-------- Text --------

- Born: February 18, 1820} Paris, France
- Died: May 7, 1887 (aged 67) Cannes, France
- Occupation: Architect
- Known for: Notre-Dame de Paris Château d'Amboise

= Victor Ruprich-Robert =

French architect

Victor, Marie, Charles Ruprich-Robert (born February 18, 1820, in Paris, France – died on May 7, 1887, in Cannes, France) was an architect, chief architect of historic monuments, general inspector of historic monuments and art historian.

== Biography ==
After studying with Simon-Claude Constant-Dufeux at the École des Beaux-Arts, he became Eugène Viollet-le-Duc's substitute for the History and Composition of Ornament course at the École Nationale et Spéciale de Dessin from 1843.

In 1840, he was appointed to the Commission des Monuments Historiques, after having surveyed the church of Saint-Nicolas in Caen. In 1844, he asked to be appointed inspector of works at Notre-Dame Cathedral in Paris. On December 20, 1848, he was appointed diocesan architect for Notre-Dame Cathedral in Bayeux, and for diocesan buildings in Coutances and Séez. From 1874, he oversaw restoration work on the Church of Saint-Étienne in Caen (Abbey aux Hommes), the Château de Falaise from 1864, the Church of Saint-Samson in Ouistreham and the Church of Hambye.

He has also been active in other regions, restoring the Château d'Amboise, the tower of the ancient Château d'Oudon, and the churches of Saint-Martin d'Argentan and Saint-Sauveur in Dinan.

His son and pupil Gabriel Ruprich-Robert (1859–1953) was also Chief Architect and Inspector General.

-------- Data to examine --------

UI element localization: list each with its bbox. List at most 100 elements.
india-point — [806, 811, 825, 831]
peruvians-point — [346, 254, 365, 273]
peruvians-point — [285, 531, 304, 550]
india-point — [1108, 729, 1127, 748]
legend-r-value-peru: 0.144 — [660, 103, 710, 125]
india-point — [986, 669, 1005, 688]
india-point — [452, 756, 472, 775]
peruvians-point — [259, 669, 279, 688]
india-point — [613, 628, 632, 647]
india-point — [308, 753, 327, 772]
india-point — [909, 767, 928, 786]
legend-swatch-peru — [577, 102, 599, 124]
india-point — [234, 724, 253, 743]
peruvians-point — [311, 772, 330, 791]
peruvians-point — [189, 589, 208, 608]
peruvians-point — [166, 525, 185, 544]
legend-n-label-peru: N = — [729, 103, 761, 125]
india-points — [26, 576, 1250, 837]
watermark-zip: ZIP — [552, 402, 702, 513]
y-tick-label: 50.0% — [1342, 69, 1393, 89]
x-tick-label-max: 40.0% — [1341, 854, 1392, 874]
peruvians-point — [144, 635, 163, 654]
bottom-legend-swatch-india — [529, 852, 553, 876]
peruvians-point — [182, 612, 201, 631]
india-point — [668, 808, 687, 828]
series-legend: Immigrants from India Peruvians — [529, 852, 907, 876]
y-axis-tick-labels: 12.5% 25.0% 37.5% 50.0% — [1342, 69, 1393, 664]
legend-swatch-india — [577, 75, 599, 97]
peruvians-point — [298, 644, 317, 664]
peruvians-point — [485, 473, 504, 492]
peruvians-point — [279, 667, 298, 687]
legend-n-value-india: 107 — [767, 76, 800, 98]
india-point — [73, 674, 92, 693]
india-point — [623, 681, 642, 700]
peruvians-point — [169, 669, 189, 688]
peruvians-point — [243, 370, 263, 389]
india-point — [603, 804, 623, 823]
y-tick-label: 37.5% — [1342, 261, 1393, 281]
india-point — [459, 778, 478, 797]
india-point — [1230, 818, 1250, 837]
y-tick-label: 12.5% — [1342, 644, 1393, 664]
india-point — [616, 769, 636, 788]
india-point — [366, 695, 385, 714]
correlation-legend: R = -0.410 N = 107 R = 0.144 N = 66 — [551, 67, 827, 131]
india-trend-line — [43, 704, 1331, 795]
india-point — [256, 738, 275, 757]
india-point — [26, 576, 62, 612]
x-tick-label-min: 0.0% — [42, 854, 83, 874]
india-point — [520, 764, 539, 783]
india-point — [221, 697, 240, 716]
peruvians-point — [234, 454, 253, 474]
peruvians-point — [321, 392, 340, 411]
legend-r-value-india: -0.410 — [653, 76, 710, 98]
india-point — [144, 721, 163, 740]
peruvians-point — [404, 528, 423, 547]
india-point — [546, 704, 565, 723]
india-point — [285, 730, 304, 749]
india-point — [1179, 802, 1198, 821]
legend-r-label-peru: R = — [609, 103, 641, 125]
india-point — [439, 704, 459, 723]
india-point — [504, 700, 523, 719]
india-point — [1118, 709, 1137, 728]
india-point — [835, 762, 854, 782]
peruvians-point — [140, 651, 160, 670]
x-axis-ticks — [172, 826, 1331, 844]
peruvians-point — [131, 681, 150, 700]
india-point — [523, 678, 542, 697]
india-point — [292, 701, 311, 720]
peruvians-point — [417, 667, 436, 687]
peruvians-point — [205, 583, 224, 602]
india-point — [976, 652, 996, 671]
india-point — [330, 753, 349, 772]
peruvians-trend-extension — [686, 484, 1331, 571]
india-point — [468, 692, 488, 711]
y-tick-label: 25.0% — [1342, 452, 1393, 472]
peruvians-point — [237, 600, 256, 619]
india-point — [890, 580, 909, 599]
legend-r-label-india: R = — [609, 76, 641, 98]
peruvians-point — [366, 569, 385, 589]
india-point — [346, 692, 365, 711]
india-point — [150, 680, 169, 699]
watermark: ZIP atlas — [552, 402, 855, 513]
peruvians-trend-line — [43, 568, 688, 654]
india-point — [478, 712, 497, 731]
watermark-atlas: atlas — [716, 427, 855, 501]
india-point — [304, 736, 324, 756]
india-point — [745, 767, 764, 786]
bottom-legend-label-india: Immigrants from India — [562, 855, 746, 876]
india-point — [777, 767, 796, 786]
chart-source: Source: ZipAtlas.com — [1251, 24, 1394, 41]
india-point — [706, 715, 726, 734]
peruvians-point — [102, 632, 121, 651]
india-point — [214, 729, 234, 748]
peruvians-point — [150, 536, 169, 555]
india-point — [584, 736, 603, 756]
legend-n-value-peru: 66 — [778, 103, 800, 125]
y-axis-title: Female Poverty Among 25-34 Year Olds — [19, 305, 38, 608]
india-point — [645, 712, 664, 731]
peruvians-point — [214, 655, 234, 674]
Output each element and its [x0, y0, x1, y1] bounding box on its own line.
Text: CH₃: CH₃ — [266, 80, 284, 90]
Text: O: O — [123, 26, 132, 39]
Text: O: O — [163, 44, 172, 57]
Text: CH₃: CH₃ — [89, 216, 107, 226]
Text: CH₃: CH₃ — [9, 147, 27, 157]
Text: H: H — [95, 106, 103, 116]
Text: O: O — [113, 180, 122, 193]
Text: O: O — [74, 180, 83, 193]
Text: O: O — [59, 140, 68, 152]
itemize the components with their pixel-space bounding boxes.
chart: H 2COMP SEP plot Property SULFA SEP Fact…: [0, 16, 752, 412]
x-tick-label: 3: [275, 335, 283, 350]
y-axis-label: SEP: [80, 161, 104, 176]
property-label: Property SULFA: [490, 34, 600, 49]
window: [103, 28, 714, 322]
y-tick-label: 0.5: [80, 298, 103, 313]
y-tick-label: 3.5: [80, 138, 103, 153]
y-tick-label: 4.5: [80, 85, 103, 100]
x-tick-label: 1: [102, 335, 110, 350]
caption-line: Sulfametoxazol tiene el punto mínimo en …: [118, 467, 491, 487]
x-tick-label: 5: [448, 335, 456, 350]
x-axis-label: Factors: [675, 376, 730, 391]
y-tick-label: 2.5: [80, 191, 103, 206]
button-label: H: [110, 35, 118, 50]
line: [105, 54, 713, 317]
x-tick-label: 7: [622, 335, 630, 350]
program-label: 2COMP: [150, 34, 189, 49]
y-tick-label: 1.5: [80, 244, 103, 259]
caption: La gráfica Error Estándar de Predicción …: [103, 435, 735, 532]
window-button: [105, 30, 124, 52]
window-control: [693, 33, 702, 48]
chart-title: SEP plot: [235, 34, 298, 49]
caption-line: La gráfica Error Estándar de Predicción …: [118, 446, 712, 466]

--------

▶ Brief
In the text on Victor Ruprich-Robert, on what date was he appointed diocesan architect for Notre-Dame Cathedral in Bayeux?

▶ Response area
December 20, 1848.